→ DIRECTIVE 1
Reproduce the lines of the records verbatim, starting at the line that contains "y-tick-label: 5.4 [1148, 258, 1180, 285]" and ending at the line that contains "gridline-horizontal [51, 581, 1140, 584]", with both of those lines included.

Single point of failure

Where to look and how to find them

Single point of failure
Dave Rebbitt

If you’ve ever investigated an incident, led a formal hazard assessment or risk review, you may have heard this term. It arises in conversations I have, usually related to incident investigations.

What is a single point of failure? That’s a point in the task where only one barrier or control remains to prevent an incident. Essentially, if that single thing fails, everything will go awry. At least, that’s my definition.

Making the workplace safe, the conversation almost always revolves around barriers to loss or similar terms. These hazard controls are in place to ensure a safe workplace. Now we are all familiar with the hierarchy of controls, and that’s a good place to start when we talk about a single point of failure.

Controls

Each type of control has its own set of problems. For example, an engineering control. This is known to work reliably. However, electrical circuit breakers can become “tired,” guardrails that are properly maintained can still fail, and even your ergonomic office chair can wear out. There is a heavy reliance on engineering controls in the workplace and in our daily lives. These things are designed into the world we live in and are usually in the background. Often, they evade regular checks to ensure they are functioning properly, and when they fail, it usually causes some problems, but not a catastrophic outcome. I say not usually because if something like a shear pin on a winch fails, or does its job and shears through, bad things are usually going to happen.

The key aspect of engineering controls is that there is usually more than one. Take your vehicle, it has all these things to keep you safe. Newer vehicles have lane-departure warning systems, automatic braking systems, antilock braking systems, safety glass, and crumple zones, all designed to protect occupants. In the workplace, you have power tools that are grounded and plugged into an electrical outlet connected to a circuit breaker that will trip in the event of an overcurrent condition. Your power tool is also likely to have a trigger that requires positive pressure to keep the tool running. So when it comes to engineering controls, you don’t usually see a single point of failure, a single point at which if there is a failure, there’s going to be a very negative outcome, because usually there are other engineering controls and, well, aren’t there other layers of controls?

(Boxed element entries)
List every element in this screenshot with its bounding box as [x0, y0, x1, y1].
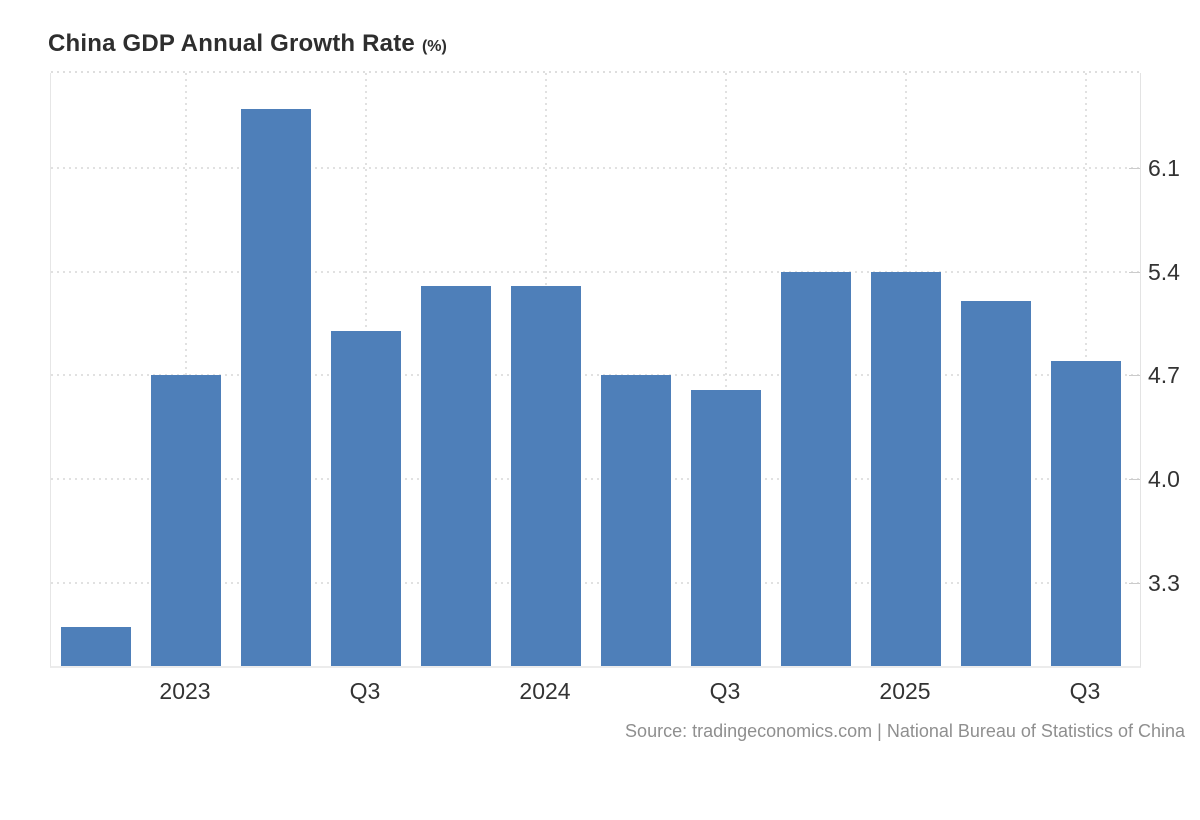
y-tick-label: 5.4 [1148, 258, 1180, 285]
y-tick-mark [1129, 583, 1140, 584]
x-axis-label: 2025 [879, 678, 931, 704]
y-tick-mark [1129, 375, 1140, 376]
plot-area [50, 71, 1141, 668]
gridline-vertical [725, 73, 727, 666]
x-axis-label: Q3 [1069, 678, 1101, 704]
y-tick-mark [1129, 272, 1140, 273]
y-tick-mark [1129, 168, 1140, 169]
x-axis-label: Q3 [709, 678, 741, 704]
x-axis-label: 2023 [159, 678, 211, 704]
bar[interactable] [781, 271, 851, 666]
gridline-vertical [185, 73, 187, 666]
bar[interactable] [511, 286, 581, 666]
y-tick-label: 3.3 [1148, 569, 1180, 596]
gridline-horizontal [51, 581, 1140, 584]
bar[interactable] [601, 375, 671, 666]
bar[interactable] [421, 286, 491, 666]
page-title: China GDP Annual Growth Rate (%) [48, 30, 447, 58]
y-tick-label: 4.7 [1148, 362, 1180, 389]
y-tick-mark [1129, 479, 1140, 480]
bar[interactable] [961, 301, 1031, 666]
gridline-horizontal [51, 374, 1140, 377]
gridline-horizontal [51, 270, 1140, 273]
y-tick-label: 4.0 [1148, 466, 1180, 493]
y-tick-label: 6.1 [1148, 154, 1180, 181]
source-attribution: Source: tradingeconomics.com | National … [625, 721, 1185, 741]
x-axis-label: 2024 [519, 678, 571, 704]
bar[interactable] [1051, 360, 1121, 666]
bar[interactable] [871, 271, 941, 666]
bar[interactable] [61, 627, 131, 666]
chart-title-unit: (%) [421, 38, 447, 55]
x-axis-label: Q3 [349, 678, 381, 704]
plot-top-border [51, 71, 1140, 73]
bar[interactable] [331, 330, 401, 666]
bar[interactable] [241, 108, 311, 666]
chart-title: China GDP Annual Growth Rate [48, 30, 415, 57]
gridline-horizontal [51, 166, 1140, 169]
bar[interactable] [151, 375, 221, 666]
bar[interactable] [691, 390, 761, 666]
gridline-horizontal [51, 478, 1140, 481]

→ DIRECTIVE 2
How does the text on single points of failure define a single point of failure?

→ EXERCISE RESPONSE 1
y-tick-label: 5.4 [1148, 258, 1180, 285]
y-tick-mark [1129, 583, 1140, 584]
x-axis-label: 2025 [879, 678, 931, 704]
y-tick-mark [1129, 375, 1140, 376]
plot-area [50, 71, 1141, 668]
gridline-vertical [725, 73, 727, 666]
x-axis-label: Q3 [1069, 678, 1101, 704]
y-tick-mark [1129, 272, 1140, 273]
y-tick-mark [1129, 168, 1140, 169]
x-axis-label: Q3 [709, 678, 741, 704]
x-axis-label: 2023 [159, 678, 211, 704]
bar[interactable] [781, 271, 851, 666]
gridline-vertical [185, 73, 187, 666]
bar[interactable] [511, 286, 581, 666]
y-tick-label: 3.3 [1148, 569, 1180, 596]
gridline-horizontal [51, 581, 1140, 584]

→ EXERCISE RESPONSE 2
It is a point in the task where only one barrier or control remains to prevent an incident.